### Listing
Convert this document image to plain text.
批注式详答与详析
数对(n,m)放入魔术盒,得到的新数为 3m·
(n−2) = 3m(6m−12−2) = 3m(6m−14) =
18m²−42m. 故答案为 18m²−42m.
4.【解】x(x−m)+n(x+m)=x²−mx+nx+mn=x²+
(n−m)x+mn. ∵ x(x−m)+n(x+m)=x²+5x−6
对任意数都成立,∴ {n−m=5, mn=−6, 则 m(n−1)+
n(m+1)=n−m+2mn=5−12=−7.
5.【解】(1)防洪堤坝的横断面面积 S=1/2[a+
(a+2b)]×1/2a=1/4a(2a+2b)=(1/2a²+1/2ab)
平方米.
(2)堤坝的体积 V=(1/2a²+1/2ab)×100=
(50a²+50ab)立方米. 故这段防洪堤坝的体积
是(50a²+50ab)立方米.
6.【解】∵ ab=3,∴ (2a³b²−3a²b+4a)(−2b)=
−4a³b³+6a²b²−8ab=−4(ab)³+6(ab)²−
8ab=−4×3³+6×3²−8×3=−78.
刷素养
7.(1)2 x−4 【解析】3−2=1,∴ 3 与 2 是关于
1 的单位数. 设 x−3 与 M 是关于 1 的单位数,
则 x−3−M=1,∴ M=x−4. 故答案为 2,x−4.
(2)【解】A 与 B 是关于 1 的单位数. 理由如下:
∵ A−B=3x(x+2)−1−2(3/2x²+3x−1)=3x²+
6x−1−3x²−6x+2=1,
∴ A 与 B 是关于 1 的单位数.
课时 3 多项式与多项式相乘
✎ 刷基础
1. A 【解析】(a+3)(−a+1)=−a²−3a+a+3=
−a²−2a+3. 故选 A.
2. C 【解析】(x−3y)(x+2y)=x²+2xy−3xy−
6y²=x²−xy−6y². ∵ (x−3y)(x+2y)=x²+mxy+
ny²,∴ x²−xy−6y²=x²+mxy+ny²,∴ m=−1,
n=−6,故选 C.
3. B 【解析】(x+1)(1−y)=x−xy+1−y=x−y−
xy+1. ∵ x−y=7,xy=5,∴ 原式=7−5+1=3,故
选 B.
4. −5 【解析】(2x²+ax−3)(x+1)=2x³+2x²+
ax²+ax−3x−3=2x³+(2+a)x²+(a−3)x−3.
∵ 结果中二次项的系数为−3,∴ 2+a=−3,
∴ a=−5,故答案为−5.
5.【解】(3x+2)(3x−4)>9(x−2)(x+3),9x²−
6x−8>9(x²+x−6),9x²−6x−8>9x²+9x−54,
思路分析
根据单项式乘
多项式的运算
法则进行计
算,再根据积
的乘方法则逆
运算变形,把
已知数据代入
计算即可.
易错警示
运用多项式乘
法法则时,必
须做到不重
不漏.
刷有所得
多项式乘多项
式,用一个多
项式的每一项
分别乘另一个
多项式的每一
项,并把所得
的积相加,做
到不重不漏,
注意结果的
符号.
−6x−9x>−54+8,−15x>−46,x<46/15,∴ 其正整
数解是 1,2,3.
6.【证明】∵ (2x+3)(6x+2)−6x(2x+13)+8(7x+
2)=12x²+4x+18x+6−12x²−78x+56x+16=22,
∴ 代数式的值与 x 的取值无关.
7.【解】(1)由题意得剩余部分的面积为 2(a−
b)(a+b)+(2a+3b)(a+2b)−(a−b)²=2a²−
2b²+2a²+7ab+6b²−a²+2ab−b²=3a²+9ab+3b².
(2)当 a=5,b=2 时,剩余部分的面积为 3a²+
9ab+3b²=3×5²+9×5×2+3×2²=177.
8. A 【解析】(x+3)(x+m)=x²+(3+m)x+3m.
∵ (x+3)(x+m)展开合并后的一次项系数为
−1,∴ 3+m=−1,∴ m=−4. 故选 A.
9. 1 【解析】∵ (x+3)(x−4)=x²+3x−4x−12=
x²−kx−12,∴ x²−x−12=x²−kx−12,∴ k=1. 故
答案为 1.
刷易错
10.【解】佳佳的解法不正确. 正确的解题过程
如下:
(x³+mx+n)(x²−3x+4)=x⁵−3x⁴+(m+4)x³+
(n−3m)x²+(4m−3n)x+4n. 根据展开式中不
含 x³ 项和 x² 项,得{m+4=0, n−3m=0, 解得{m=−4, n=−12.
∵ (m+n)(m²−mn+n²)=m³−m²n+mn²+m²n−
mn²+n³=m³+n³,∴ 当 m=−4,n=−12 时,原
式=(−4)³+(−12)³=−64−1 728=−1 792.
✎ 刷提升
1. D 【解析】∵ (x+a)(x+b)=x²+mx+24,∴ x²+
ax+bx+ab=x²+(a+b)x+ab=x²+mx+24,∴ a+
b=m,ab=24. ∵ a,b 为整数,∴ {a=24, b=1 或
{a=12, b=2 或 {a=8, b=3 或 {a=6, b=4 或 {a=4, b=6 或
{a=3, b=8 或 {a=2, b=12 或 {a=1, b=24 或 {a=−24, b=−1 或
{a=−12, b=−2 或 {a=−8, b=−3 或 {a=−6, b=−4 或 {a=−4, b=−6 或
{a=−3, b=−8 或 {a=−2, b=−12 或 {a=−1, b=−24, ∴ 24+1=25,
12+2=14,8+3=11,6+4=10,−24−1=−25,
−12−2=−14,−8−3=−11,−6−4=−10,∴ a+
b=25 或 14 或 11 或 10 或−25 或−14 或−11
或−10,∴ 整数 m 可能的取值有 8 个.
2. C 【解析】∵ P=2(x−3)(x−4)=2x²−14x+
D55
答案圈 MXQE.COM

### Work instructions
Look through the data above. Copy every line with the string "故答案为" in it.

### Final answer
18m²−42m. 故答案为 18m²−42m.
则 x−3−M=1,∴ M=x−4. 故答案为 2,x−4.
∴ a=−5,故答案为−5.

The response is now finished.